#### MATERIALS PROVIDED ####
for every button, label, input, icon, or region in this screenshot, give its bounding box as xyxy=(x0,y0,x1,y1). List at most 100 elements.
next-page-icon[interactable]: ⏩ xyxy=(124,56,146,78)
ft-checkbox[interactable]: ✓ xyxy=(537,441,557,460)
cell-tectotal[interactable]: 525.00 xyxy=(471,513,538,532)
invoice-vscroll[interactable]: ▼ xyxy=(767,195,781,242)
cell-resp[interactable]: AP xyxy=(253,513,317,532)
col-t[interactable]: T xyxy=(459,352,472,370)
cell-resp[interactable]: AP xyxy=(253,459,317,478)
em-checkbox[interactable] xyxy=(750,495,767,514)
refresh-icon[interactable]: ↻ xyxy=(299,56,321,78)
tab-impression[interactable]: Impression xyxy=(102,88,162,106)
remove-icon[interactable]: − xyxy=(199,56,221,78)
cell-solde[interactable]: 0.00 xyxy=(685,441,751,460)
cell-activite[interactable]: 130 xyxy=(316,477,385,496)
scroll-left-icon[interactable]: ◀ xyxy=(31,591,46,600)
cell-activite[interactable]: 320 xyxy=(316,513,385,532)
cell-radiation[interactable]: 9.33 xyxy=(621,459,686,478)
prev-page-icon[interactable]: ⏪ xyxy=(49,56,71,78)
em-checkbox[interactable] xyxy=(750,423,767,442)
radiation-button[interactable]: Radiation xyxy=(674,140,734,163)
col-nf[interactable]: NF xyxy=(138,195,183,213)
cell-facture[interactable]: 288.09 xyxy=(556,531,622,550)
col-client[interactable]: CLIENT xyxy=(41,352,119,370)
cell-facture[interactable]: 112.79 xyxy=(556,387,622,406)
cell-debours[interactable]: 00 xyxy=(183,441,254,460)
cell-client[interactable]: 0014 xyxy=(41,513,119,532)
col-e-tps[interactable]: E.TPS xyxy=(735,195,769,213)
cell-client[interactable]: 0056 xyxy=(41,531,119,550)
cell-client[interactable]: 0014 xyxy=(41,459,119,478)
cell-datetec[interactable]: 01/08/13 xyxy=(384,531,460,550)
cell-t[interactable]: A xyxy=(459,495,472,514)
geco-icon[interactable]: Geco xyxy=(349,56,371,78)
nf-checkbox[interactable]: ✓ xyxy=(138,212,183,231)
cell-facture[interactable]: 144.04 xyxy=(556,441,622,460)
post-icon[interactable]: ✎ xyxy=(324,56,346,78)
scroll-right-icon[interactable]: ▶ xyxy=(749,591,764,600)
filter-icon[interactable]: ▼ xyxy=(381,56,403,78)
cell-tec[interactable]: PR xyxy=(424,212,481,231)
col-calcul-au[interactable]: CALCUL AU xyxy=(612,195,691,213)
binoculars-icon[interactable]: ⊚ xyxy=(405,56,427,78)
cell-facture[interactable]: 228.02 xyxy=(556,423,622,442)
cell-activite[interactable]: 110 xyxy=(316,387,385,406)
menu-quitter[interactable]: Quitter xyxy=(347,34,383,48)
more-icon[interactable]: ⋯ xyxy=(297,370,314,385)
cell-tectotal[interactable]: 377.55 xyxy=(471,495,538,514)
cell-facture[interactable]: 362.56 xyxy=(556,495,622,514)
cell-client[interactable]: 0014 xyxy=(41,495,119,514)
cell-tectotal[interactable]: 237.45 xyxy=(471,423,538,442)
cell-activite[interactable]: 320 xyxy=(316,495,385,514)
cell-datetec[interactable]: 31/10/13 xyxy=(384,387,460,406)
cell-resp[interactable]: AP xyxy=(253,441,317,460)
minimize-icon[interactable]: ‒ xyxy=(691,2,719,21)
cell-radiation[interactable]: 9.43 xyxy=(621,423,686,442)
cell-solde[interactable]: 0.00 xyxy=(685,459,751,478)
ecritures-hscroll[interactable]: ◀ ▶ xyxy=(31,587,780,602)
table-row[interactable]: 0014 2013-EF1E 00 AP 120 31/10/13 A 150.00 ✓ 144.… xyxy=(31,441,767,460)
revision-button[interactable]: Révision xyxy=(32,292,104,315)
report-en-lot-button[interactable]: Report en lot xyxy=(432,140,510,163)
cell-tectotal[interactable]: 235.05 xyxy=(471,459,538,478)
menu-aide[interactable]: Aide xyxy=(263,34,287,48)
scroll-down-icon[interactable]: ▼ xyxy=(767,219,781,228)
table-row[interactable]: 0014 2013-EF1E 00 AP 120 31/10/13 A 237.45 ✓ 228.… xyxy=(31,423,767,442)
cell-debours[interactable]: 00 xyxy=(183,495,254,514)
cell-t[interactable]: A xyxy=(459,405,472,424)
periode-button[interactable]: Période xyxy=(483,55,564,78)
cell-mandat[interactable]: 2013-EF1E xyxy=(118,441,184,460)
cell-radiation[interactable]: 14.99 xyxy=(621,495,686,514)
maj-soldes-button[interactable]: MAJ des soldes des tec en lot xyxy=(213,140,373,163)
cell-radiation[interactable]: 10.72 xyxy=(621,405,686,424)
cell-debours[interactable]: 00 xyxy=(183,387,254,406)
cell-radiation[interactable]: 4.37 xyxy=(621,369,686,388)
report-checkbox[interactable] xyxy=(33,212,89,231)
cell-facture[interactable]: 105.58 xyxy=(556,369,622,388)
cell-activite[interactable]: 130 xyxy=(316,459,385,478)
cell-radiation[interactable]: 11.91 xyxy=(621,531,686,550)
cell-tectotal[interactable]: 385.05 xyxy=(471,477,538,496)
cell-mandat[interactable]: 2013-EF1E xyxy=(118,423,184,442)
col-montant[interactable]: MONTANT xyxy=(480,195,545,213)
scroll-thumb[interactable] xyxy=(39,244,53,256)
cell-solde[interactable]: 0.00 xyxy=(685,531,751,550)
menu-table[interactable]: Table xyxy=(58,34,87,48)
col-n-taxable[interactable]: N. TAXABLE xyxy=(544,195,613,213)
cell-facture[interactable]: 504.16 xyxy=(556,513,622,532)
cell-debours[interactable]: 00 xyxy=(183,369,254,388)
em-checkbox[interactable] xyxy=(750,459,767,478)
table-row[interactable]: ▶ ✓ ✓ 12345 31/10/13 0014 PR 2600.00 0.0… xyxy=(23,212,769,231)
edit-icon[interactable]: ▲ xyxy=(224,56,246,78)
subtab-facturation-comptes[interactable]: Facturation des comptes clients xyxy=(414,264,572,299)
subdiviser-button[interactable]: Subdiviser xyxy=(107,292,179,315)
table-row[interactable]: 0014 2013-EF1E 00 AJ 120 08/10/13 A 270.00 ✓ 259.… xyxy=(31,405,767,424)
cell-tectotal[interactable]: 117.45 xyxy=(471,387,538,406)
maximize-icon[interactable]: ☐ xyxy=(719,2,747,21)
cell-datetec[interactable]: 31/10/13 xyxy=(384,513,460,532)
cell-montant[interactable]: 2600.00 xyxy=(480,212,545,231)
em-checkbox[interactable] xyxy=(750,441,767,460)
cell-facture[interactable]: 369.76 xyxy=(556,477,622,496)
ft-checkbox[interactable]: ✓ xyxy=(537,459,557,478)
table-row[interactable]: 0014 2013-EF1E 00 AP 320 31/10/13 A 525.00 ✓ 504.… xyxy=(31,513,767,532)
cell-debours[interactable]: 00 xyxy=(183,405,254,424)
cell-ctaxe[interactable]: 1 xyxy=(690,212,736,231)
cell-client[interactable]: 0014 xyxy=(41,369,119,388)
####
* **STATED GOAL**
Copy out all of the material again, changing every "cell-facture" to "cell-invoice" and leaving the rest unchanged.

* **FINAL RESULT**
for every button, label, input, icon, or region in this screenshot, give its bounding box as xyxy=(x0,y0,x1,y1). List at most 100 elements.
next-page-icon[interactable]: ⏩ xyxy=(124,56,146,78)
ft-checkbox[interactable]: ✓ xyxy=(537,441,557,460)
cell-tectotal[interactable]: 525.00 xyxy=(471,513,538,532)
invoice-vscroll[interactable]: ▼ xyxy=(767,195,781,242)
cell-resp[interactable]: AP xyxy=(253,513,317,532)
col-t[interactable]: T xyxy=(459,352,472,370)
cell-resp[interactable]: AP xyxy=(253,459,317,478)
em-checkbox[interactable] xyxy=(750,495,767,514)
refresh-icon[interactable]: ↻ xyxy=(299,56,321,78)
tab-impression[interactable]: Impression xyxy=(102,88,162,106)
remove-icon[interactable]: − xyxy=(199,56,221,78)
cell-solde[interactable]: 0.00 xyxy=(685,441,751,460)
cell-activite[interactable]: 130 xyxy=(316,477,385,496)
scroll-left-icon[interactable]: ◀ xyxy=(31,591,46,600)
cell-activite[interactable]: 320 xyxy=(316,513,385,532)
cell-radiation[interactable]: 9.33 xyxy=(621,459,686,478)
prev-page-icon[interactable]: ⏪ xyxy=(49,56,71,78)
em-checkbox[interactable] xyxy=(750,423,767,442)
radiation-button[interactable]: Radiation xyxy=(674,140,734,163)
col-nf[interactable]: NF xyxy=(138,195,183,213)
cell-invoice[interactable]: 288.09 xyxy=(556,531,622,550)
col-client[interactable]: CLIENT xyxy=(41,352,119,370)
cell-invoice[interactable]: 112.79 xyxy=(556,387,622,406)
cell-debours[interactable]: 00 xyxy=(183,441,254,460)
cell-client[interactable]: 0014 xyxy=(41,513,119,532)
col-e-tps[interactable]: E.TPS xyxy=(735,195,769,213)
cell-client[interactable]: 0056 xyxy=(41,531,119,550)
cell-client[interactable]: 0014 xyxy=(41,459,119,478)
cell-datetec[interactable]: 01/08/13 xyxy=(384,531,460,550)
cell-t[interactable]: A xyxy=(459,495,472,514)
geco-icon[interactable]: Geco xyxy=(349,56,371,78)
nf-checkbox[interactable]: ✓ xyxy=(138,212,183,231)
cell-invoice[interactable]: 144.04 xyxy=(556,441,622,460)
post-icon[interactable]: ✎ xyxy=(324,56,346,78)
scroll-right-icon[interactable]: ▶ xyxy=(749,591,764,600)
filter-icon[interactable]: ▼ xyxy=(381,56,403,78)
cell-tec[interactable]: PR xyxy=(424,212,481,231)
col-calcul-au[interactable]: CALCUL AU xyxy=(612,195,691,213)
binoculars-icon[interactable]: ⊚ xyxy=(405,56,427,78)
cell-invoice[interactable]: 228.02 xyxy=(556,423,622,442)
cell-activite[interactable]: 110 xyxy=(316,387,385,406)
menu-quitter[interactable]: Quitter xyxy=(347,34,383,48)
more-icon[interactable]: ⋯ xyxy=(297,370,314,385)
cell-tectotal[interactable]: 377.55 xyxy=(471,495,538,514)
cell-invoice[interactable]: 362.56 xyxy=(556,495,622,514)
cell-client[interactable]: 0014 xyxy=(41,495,119,514)
cell-tectotal[interactable]: 237.45 xyxy=(471,423,538,442)
cell-activite[interactable]: 320 xyxy=(316,495,385,514)
cell-datetec[interactable]: 31/10/13 xyxy=(384,387,460,406)
cell-resp[interactable]: AP xyxy=(253,441,317,460)
minimize-icon[interactable]: ‒ xyxy=(691,2,719,21)
cell-radiation[interactable]: 9.43 xyxy=(621,423,686,442)
cell-solde[interactable]: 0.00 xyxy=(685,459,751,478)
ecritures-hscroll[interactable]: ◀ ▶ xyxy=(31,587,780,602)
table-row[interactable]: 0014 2013-EF1E 00 AP 120 31/10/13 A 150.00 ✓ 144.… xyxy=(31,441,767,460)
revision-button[interactable]: Révision xyxy=(32,292,104,315)
report-en-lot-button[interactable]: Report en lot xyxy=(432,140,510,163)
cell-tectotal[interactable]: 235.05 xyxy=(471,459,538,478)
menu-aide[interactable]: Aide xyxy=(263,34,287,48)
scroll-down-icon[interactable]: ▼ xyxy=(767,219,781,228)
table-row[interactable]: 0014 2013-EF1E 00 AP 120 31/10/13 A 237.45 ✓ 228.… xyxy=(31,423,767,442)
cell-debours[interactable]: 00 xyxy=(183,495,254,514)
cell-t[interactable]: A xyxy=(459,405,472,424)
periode-button[interactable]: Période xyxy=(483,55,564,78)
cell-mandat[interactable]: 2013-EF1E xyxy=(118,441,184,460)
cell-radiation[interactable]: 14.99 xyxy=(621,495,686,514)
maj-soldes-button[interactable]: MAJ des soldes des tec en lot xyxy=(213,140,373,163)
cell-radiation[interactable]: 10.72 xyxy=(621,405,686,424)
cell-debours[interactable]: 00 xyxy=(183,387,254,406)
cell-radiation[interactable]: 4.37 xyxy=(621,369,686,388)
report-checkbox[interactable] xyxy=(33,212,89,231)
cell-invoice[interactable]: 105.58 xyxy=(556,369,622,388)
cell-activite[interactable]: 130 xyxy=(316,459,385,478)
cell-radiation[interactable]: 11.91 xyxy=(621,531,686,550)
cell-tectotal[interactable]: 385.05 xyxy=(471,477,538,496)
cell-mandat[interactable]: 2013-EF1E xyxy=(118,423,184,442)
col-montant[interactable]: MONTANT xyxy=(480,195,545,213)
scroll-thumb[interactable] xyxy=(39,244,53,256)
cell-solde[interactable]: 0.00 xyxy=(685,531,751,550)
menu-table[interactable]: Table xyxy=(58,34,87,48)
col-n-taxable[interactable]: N. TAXABLE xyxy=(544,195,613,213)
cell-invoice[interactable]: 504.16 xyxy=(556,513,622,532)
cell-debours[interactable]: 00 xyxy=(183,369,254,388)
em-checkbox[interactable] xyxy=(750,459,767,478)
table-row[interactable]: ▶ ✓ ✓ 12345 31/10/13 0014 PR 2600.00 0.0… xyxy=(23,212,769,231)
edit-icon[interactable]: ▲ xyxy=(224,56,246,78)
subtab-facturation-comptes[interactable]: Facturation des comptes clients xyxy=(414,264,572,299)
subdiviser-button[interactable]: Subdiviser xyxy=(107,292,179,315)
table-row[interactable]: 0014 2013-EF1E 00 AJ 120 08/10/13 A 270.00 ✓ 259.… xyxy=(31,405,767,424)
cell-tectotal[interactable]: 117.45 xyxy=(471,387,538,406)
maximize-icon[interactable]: ☐ xyxy=(719,2,747,21)
cell-datetec[interactable]: 31/10/13 xyxy=(384,513,460,532)
cell-montant[interactable]: 2600.00 xyxy=(480,212,545,231)
em-checkbox[interactable] xyxy=(750,441,767,460)
cell-invoice[interactable]: 369.76 xyxy=(556,477,622,496)
ft-checkbox[interactable]: ✓ xyxy=(537,459,557,478)
table-row[interactable]: 0014 2013-EF1E 00 AP 320 31/10/13 A 525.00 ✓ 504.… xyxy=(31,513,767,532)
cell-debours[interactable]: 00 xyxy=(183,405,254,424)
cell-ctaxe[interactable]: 1 xyxy=(690,212,736,231)
cell-client[interactable]: 0014 xyxy=(41,369,119,388)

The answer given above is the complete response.